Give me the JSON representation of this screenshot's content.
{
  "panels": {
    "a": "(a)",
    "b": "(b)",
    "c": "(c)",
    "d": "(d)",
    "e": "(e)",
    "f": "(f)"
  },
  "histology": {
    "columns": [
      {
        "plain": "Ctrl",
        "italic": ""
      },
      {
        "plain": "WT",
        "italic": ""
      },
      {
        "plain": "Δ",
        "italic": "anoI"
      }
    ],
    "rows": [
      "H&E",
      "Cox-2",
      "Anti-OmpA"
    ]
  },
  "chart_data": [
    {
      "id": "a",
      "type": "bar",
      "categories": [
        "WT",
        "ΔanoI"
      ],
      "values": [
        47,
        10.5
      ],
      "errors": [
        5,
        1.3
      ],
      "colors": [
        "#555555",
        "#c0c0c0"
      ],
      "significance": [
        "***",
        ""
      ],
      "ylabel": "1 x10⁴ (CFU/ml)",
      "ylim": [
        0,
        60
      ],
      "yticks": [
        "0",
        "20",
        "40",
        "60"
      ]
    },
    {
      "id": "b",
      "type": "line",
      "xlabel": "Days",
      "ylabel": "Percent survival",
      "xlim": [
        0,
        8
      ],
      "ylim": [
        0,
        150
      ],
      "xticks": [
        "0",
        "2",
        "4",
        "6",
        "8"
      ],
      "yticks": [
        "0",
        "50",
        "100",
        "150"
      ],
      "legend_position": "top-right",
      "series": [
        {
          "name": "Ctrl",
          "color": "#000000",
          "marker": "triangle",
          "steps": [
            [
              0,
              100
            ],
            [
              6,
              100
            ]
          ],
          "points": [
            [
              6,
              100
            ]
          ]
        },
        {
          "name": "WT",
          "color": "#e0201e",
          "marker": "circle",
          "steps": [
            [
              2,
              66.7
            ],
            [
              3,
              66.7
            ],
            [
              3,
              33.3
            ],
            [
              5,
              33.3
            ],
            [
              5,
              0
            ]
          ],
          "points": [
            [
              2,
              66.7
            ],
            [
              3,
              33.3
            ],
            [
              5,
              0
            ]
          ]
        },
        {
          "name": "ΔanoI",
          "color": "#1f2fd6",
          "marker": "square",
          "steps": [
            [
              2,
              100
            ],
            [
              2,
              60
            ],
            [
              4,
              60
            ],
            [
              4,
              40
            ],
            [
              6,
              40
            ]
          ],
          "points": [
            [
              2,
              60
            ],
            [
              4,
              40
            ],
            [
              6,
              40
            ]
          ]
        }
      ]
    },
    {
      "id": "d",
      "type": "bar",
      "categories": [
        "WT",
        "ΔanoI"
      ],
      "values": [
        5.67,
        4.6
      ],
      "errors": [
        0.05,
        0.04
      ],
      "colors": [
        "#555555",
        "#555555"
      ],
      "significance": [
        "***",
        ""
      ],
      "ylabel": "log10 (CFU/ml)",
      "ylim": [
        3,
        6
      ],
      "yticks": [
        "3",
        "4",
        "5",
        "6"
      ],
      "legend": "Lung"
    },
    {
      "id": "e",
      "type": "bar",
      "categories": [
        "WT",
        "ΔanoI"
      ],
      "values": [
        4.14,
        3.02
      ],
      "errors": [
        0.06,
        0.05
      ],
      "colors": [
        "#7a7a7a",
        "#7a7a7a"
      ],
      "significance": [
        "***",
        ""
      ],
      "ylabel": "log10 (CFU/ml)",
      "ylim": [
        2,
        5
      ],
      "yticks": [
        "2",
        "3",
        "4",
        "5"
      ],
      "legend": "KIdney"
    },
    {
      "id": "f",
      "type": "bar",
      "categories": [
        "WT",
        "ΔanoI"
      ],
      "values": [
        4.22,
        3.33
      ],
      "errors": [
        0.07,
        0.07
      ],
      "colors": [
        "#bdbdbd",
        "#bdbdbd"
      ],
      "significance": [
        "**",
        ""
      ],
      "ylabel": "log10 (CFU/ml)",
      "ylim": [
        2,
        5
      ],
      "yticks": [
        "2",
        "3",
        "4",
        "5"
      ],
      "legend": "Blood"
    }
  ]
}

## PROBLEM DETAILS
Write out every entry word for word.

## EXERCISE SOLUTION
Give me the JSON representation of this screenshot's content.
{
  "panels": {
    "a": "(a)",
    "b": "(b)",
    "c": "(c)",
    "d": "(d)",
    "e": "(e)",
    "f": "(f)"
  },
  "histology": {
    "columns": [
      {
        "plain": "Ctrl",
        "italic": ""
      },
      {
        "plain": "WT",
        "italic": ""
      },
      {
        "plain": "Δ",
        "italic": "anoI"
      }
    ],
    "rows": [
      "H&E",
      "Cox-2",
      "Anti-OmpA"
    ]
  },
  "chart_data": [
    {
      "id": "a",
      "type": "bar",
      "categories": [
        "WT",
        "ΔanoI"
      ],
      "values": [
        47,
        10.5
      ],
      "errors": [
        5,
        1.3
      ],
      "colors": [
        "#555555",
        "#c0c0c0"
      ],
      "significance": [
        "***",
        ""
      ],
      "ylabel": "1 x10⁴ (CFU/ml)",
      "ylim": [
        0,
        60
      ],
      "yticks": [
        "0",
        "20",
        "40",
        "60"
      ]
    },
    {
      "id": "b",
      "type": "line",
      "xlabel": "Days",
      "ylabel": "Percent survival",
      "xlim": [
        0,
        8
      ],
      "ylim": [
        0,
        150
      ],
      "xticks": [
        "0",
        "2",
        "4",
        "6",
        "8"
      ],
      "yticks": [
        "0",
        "50",
        "100",
        "150"
      ],
      "legend_position": "top-right",
      "series": [
        {
          "name": "Ctrl",
          "color": "#000000",
          "marker": "triangle",
          "steps": [
            [
              0,
              100
            ],
            [
              6,
              100
            ]
          ],
          "points": [
            [
              6,
              100
            ]
          ]
        },
        {
          "name": "WT",
          "color": "#e0201e",
          "marker": "circle",
          "steps": [
            [
              2,
              66.7
            ],
            [
              3,
              66.7
            ],
            [
              3,
              33.3
            ],
            [
              5,
              33.3
            ],
            [
              5,
              0
            ]
          ],
          "points": [
            [
              2,
              66.7
            ],
            [
              3,
              33.3
            ],
            [
              5,
              0
            ]
          ]
        },
        {
          "name": "ΔanoI",
          "color": "#1f2fd6",
          "marker": "square",
          "steps": [
            [
              2,
              100
            ],
            [
              2,
              60
            ],
            [
              4,
              60
            ],
            [
              4,
              40
            ],
            [
              6,
              40
            ]
          ],
          "points": [
            [
              2,
              60
            ],
            [
              4,
              40
            ],
            [
              6,
              40
            ]
          ]
        }
      ]
    },
    {
      "id": "d",
      "type": "bar",
      "categories": [
        "WT",
        "ΔanoI"
      ],
      "values": [
        5.67,
        4.6
      ],
      "errors": [
        0.05,
        0.04
      ],
      "colors": [
        "#555555",
        "#555555"
      ],
      "significance": [
        "***",
        ""
      ],
      "ylabel": "log10 (CFU/ml)",
      "ylim": [
        3,
        6
      ],
      "yticks": [
        "3",
        "4",
        "5",
        "6"
      ],
      "legend": "Lung"
    },
    {
      "id": "e",
      "type": "bar",
      "categories": [
        "WT",
        "ΔanoI"
      ],
      "values": [
        4.14,
        3.02
      ],
      "errors": [
        0.06,
        0.05
      ],
      "colors": [
        "#7a7a7a",
        "#7a7a7a"
      ],
      "significance": [
        "***",
        ""
      ],
      "ylabel": "log10 (CFU/ml)",
      "ylim": [
        2,
        5
      ],
      "yticks": [
        "2",
        "3",
        "4",
        "5"
      ],
      "legend": "KIdney"
    },
    {
      "id": "f",
      "type": "bar",
      "categories": [
        "WT",
        "ΔanoI"
      ],
      "values": [
        4.22,
        3.33
      ],
      "errors": [
        0.07,
        0.07
      ],
      "colors": [
        "#bdbdbd",
        "#bdbdbd"
      ],
      "significance": [
        "**",
        ""
      ],
      "ylabel": "log10 (CFU/ml)",
      "ylim": [
        2,
        5
      ],
      "yticks": [
        "2",
        "3",
        "4",
        "5"
      ],
      "legend": "Blood"
    }
  ]
}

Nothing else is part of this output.